-- Start TEXT SEGMENT --

OTQMS Practical Algorithm: The core innovation is a Dynamic Strategy—since target-task samples are scarce and direct estimation of \(\theta_0\) from limited data is unreliable, an iterative update scheme is adopted: at each epoch, the current \(\theta_0\) estimate is used to compute the optimal transfer quantities; samples are then drawn randomly from each source according to these quantities to form a new training set; training continues to update \(\theta_0\); and transfer quantities are recomputed at the next epoch. The Fisher information matrix \(J\) is approximated using the empirical Fisher (outer product of gradients of the training loss). The algorithm is architecture-agnostic and compatible with ViT, LoRA, and other architectures.

Loss & Training¶

Cross-entropy loss (corresponding to negative log-likelihood)
Adam optimizer with learning rate \(1\text{e-}5\)
Early stopping: highest accuracy within 5 epochs
Fisher information matrix approximated via gradients of the training loss

Key Experimental Results¶

Dataset	Metric	OTQMS	AllSources∪Target	Gain
DomainNet (Avg)	Accuracy	55.8%	54.3%	+1.5%
Office-Home (Avg)	Accuracy	78.2%	77.2%	+1.0%
DomainNet	Training Time	—	—	−35.19%
DomainNet	Sample Usage	—	—	−47.85%

Comparison with other baselines (10-shot, DomainNet Avg):

Method	Avg Accuracy
Target-Only	16.7%
H-ensemble	43.8%
MCW	43.9%
WADN	50.5%
MADA (ViT-S)	40.5%
AllSources∪Target	54.3%
OTQMS	55.8%

Ablation Study¶

Dynamic vs. Static Strategy: The dynamic strategy (78.2%) substantially outperforms all static variants (Static-Under 77.2%, Static-Exact 68.7%, Static-Over 71.5%), validating the necessity of per-epoch transfer quantity updates.
Generalization across Shot Settings: From 5-shot to 100-shot, OTQMS consistently outperforms AllSources∪Target and Target-Only, demonstrating stable advantages across shot configurations.

-- End TEXT SEGMENT --
-- Start GIVEN DATA --

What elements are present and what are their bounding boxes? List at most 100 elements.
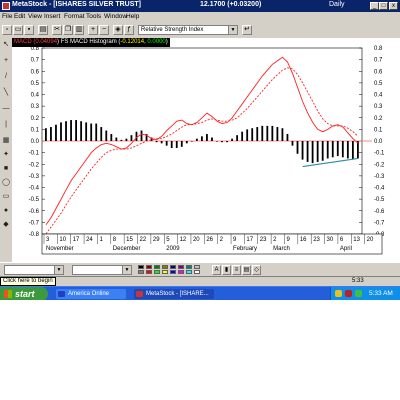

-- End GIVEN DATA --

• **TASK SET**
**1.** According to the OTQMS excerpt, what accuracy did the dynamic strategy reach in the ablation study?
**2.** Reproduce the stretch of the OTQMS excerpt from "Dynamic vs. Static" through "across shot configurations.", word for word.

• **FULL ANSWERS**
**1.** 78.2%

**2.**
Dynamic vs. Static Strategy: The dynamic strategy (78.2%) substantially outperforms all static variants (Static-Under 77.2%, Static-Exact 68.7%, Static-Over 71.5%), validating the necessity of per-epoch transfer quantity updates.
Generalization across Shot Settings: From 5-shot to 100-shot, OTQMS consistently outperforms AllSources∪Target and Target-Only, demonstrating stable advantages across shot configurations.